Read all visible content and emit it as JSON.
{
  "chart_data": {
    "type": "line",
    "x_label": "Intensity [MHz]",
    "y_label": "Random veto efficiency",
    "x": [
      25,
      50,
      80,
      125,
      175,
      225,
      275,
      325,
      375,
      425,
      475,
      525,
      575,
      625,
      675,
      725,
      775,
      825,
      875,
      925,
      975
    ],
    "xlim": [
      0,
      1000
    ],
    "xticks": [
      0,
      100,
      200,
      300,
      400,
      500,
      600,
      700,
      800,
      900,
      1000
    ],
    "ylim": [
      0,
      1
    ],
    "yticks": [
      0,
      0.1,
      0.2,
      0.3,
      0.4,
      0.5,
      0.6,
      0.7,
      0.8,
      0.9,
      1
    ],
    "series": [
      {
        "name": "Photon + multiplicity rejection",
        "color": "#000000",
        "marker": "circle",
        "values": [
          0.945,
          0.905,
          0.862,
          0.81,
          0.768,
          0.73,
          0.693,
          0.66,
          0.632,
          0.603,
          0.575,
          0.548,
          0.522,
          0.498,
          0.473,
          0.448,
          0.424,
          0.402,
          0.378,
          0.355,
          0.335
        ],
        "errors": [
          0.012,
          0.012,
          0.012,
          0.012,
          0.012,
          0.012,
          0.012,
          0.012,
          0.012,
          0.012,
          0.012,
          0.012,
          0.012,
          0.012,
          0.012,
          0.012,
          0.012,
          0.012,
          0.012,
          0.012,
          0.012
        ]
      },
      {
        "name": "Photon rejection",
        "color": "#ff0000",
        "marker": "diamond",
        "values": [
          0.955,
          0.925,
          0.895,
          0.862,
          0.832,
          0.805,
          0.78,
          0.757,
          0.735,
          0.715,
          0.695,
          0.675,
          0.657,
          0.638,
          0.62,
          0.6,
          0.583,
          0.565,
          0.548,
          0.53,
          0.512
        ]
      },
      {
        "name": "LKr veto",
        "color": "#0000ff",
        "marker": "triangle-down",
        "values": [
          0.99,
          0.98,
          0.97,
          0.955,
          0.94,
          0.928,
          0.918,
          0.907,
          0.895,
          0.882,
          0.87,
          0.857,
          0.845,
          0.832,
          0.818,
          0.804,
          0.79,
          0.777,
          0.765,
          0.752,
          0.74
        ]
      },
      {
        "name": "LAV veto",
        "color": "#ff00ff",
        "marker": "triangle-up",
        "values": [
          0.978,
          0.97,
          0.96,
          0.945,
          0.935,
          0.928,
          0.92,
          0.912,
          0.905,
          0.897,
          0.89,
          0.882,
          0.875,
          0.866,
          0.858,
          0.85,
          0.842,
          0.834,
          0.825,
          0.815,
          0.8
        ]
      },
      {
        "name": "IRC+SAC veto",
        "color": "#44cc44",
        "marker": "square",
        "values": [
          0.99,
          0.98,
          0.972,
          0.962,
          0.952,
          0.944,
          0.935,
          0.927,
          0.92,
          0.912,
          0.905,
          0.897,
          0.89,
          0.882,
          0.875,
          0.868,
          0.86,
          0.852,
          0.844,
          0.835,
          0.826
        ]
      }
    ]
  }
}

GIVEN REQUEST:
Every entry should be printed again exactly as written.

WRITTEN ANSWER:
Read all visible content and emit it as JSON.
{
  "chart_data": {
    "type": "line",
    "x_label": "Intensity [MHz]",
    "y_label": "Random veto efficiency",
    "x": [
      25,
      50,
      80,
      125,
      175,
      225,
      275,
      325,
      375,
      425,
      475,
      525,
      575,
      625,
      675,
      725,
      775,
      825,
      875,
      925,
      975
    ],
    "xlim": [
      0,
      1000
    ],
    "xticks": [
      0,
      100,
      200,
      300,
      400,
      500,
      600,
      700,
      800,
      900,
      1000
    ],
    "ylim": [
      0,
      1
    ],
    "yticks": [
      0,
      0.1,
      0.2,
      0.3,
      0.4,
      0.5,
      0.6,
      0.7,
      0.8,
      0.9,
      1
    ],
    "series": [
      {
        "name": "Photon + multiplicity rejection",
        "color": "#000000",
        "marker": "circle",
        "values": [
          0.945,
          0.905,
          0.862,
          0.81,
          0.768,
          0.73,
          0.693,
          0.66,
          0.632,
          0.603,
          0.575,
          0.548,
          0.522,
          0.498,
          0.473,
          0.448,
          0.424,
          0.402,
          0.378,
          0.355,
          0.335
        ],
        "errors": [
          0.012,
          0.012,
          0.012,
          0.012,
          0.012,
          0.012,
          0.012,
          0.012,
          0.012,
          0.012,
          0.012,
          0.012,
          0.012,
          0.012,
          0.012,
          0.012,
          0.012,
          0.012,
          0.012,
          0.012,
          0.012
        ]
      },
      {
        "name": "Photon rejection",
        "color": "#ff0000",
        "marker": "diamond",
        "values": [
          0.955,
          0.925,
          0.895,
          0.862,
          0.832,
          0.805,
          0.78,
          0.757,
          0.735,
          0.715,
          0.695,
          0.675,
          0.657,
          0.638,
          0.62,
          0.6,
          0.583,
          0.565,
          0.548,
          0.53,
          0.512
        ]
      },
      {
        "name": "LKr veto",
        "color": "#0000ff",
        "marker": "triangle-down",
        "values": [
          0.99,
          0.98,
          0.97,
          0.955,
          0.94,
          0.928,
          0.918,
          0.907,
          0.895,
          0.882,
          0.87,
          0.857,
          0.845,
          0.832,
          0.818,
          0.804,
          0.79,
          0.777,
          0.765,
          0.752,
          0.74
        ]
      },
      {
        "name": "LAV veto",
        "color": "#ff00ff",
        "marker": "triangle-up",
        "values": [
          0.978,
          0.97,
          0.96,
          0.945,
          0.935,
          0.928,
          0.92,
          0.912,
          0.905,
          0.897,
          0.89,
          0.882,
          0.875,
          0.866,
          0.858,
          0.85,
          0.842,
          0.834,
          0.825,
          0.815,
          0.8
        ]
      },
      {
        "name": "IRC+SAC veto",
        "color": "#44cc44",
        "marker": "square",
        "values": [
          0.99,
          0.98,
          0.972,
          0.962,
          0.952,
          0.944,
          0.935,
          0.927,
          0.92,
          0.912,
          0.905,
          0.897,
          0.89,
          0.882,
          0.875,
          0.868,
          0.86,
          0.852,
          0.844,
          0.835,
          0.826
        ]
      }
    ]
  }
}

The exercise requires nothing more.